What this task involves
Pick out every line that holds the string "explorer" and copy it.

= = = = =

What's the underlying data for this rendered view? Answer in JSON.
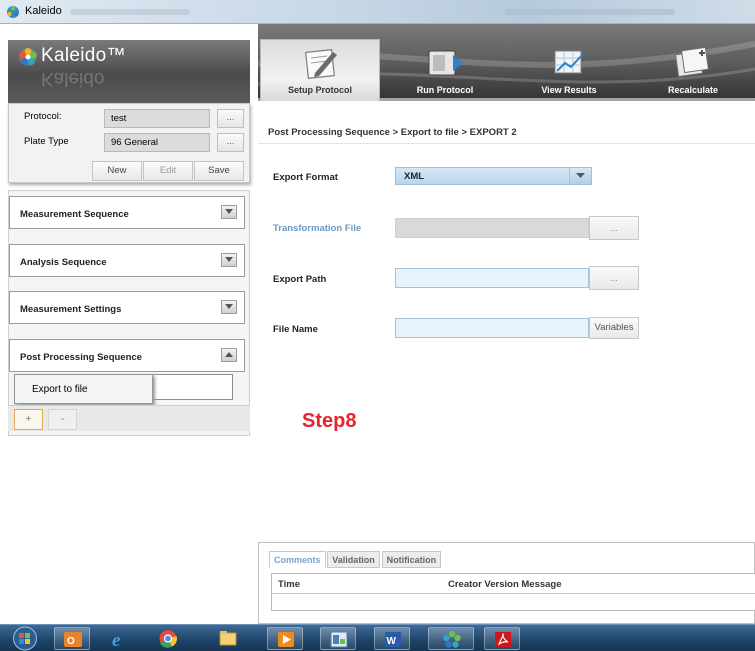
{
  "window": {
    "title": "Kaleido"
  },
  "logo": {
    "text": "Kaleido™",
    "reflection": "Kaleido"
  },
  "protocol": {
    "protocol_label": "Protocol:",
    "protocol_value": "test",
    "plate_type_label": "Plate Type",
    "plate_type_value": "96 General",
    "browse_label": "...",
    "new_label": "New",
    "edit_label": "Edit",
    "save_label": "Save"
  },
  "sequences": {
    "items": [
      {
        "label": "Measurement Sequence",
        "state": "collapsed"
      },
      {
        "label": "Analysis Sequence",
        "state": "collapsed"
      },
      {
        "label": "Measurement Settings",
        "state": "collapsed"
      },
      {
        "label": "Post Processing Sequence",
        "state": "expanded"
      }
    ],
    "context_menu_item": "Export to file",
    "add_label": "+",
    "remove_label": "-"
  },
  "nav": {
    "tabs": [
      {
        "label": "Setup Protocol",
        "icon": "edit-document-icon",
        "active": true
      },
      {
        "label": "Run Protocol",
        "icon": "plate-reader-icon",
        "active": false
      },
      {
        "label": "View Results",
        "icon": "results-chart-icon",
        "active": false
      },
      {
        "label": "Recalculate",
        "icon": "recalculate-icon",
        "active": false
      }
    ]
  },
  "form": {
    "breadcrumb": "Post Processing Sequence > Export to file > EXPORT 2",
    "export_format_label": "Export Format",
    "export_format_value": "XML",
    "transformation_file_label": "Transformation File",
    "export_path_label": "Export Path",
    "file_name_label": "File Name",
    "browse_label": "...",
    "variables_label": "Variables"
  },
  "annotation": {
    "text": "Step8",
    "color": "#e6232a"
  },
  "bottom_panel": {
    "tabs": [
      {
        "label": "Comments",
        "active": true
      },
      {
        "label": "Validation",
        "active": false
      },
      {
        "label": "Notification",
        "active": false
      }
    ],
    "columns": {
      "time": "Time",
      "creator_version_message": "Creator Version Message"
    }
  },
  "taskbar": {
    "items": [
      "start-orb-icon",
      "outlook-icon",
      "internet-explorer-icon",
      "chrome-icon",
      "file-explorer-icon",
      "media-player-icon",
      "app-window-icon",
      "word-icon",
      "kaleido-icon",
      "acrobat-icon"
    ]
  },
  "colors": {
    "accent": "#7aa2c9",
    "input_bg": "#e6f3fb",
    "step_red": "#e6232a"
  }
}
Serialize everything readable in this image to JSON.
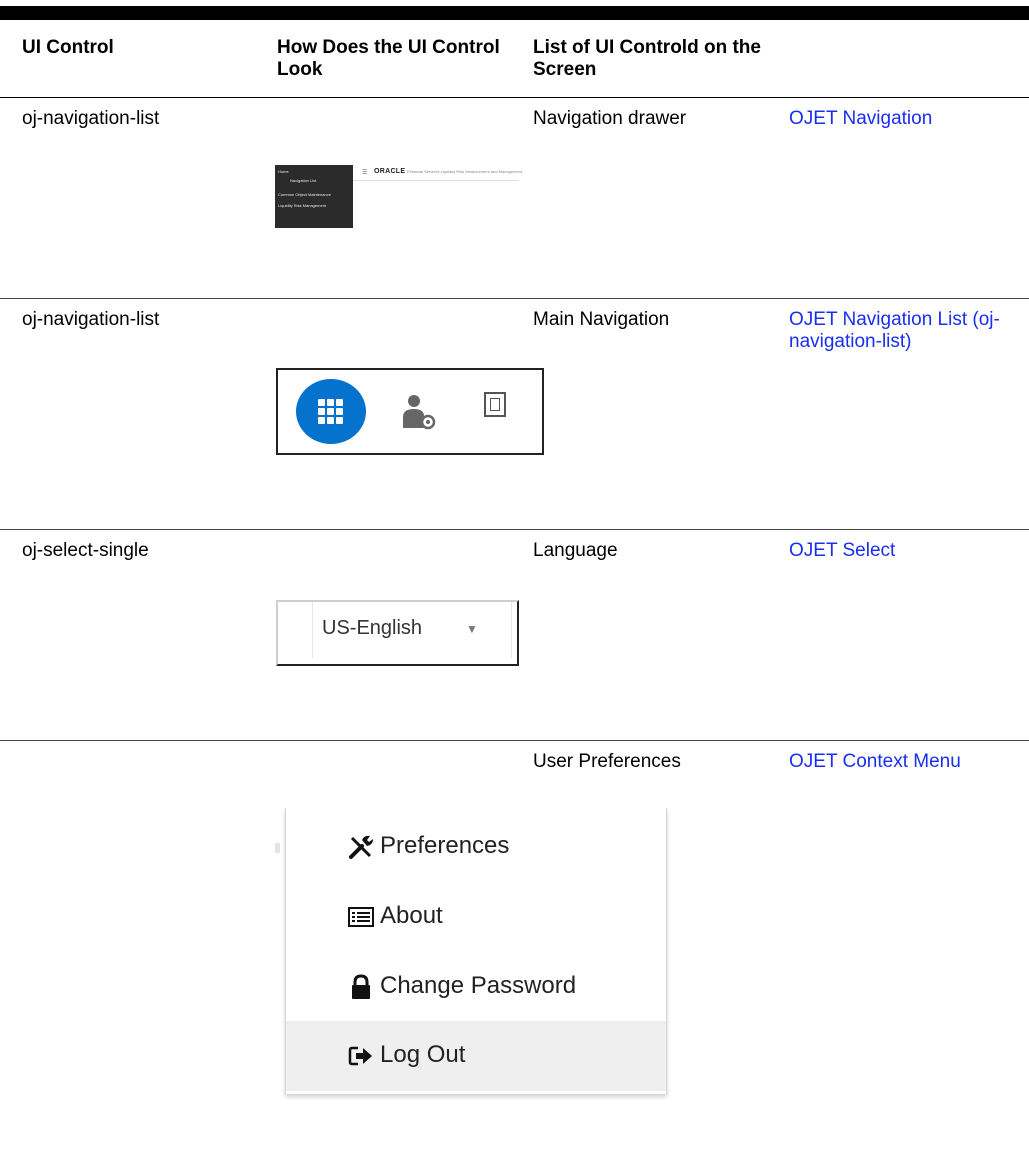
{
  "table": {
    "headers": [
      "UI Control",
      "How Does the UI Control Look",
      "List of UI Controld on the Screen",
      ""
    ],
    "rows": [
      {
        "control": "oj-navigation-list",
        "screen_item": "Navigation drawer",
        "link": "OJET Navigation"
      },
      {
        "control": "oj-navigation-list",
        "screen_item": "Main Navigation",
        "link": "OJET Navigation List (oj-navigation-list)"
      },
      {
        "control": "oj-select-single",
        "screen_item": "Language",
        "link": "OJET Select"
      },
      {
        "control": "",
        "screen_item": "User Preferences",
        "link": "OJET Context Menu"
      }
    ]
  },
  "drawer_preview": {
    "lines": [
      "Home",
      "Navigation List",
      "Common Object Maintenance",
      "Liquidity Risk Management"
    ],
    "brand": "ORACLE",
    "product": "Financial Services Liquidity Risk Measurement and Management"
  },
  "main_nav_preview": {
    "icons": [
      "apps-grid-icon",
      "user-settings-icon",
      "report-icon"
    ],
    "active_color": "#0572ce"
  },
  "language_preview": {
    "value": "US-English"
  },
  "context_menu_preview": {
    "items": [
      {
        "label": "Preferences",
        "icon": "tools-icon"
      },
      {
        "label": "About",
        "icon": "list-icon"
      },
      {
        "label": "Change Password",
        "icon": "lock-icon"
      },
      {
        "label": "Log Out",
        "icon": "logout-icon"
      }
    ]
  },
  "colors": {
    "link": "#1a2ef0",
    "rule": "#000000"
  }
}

= = = = =

Result for this task
      "internet-explorer-icon",
      "file-explorer-icon",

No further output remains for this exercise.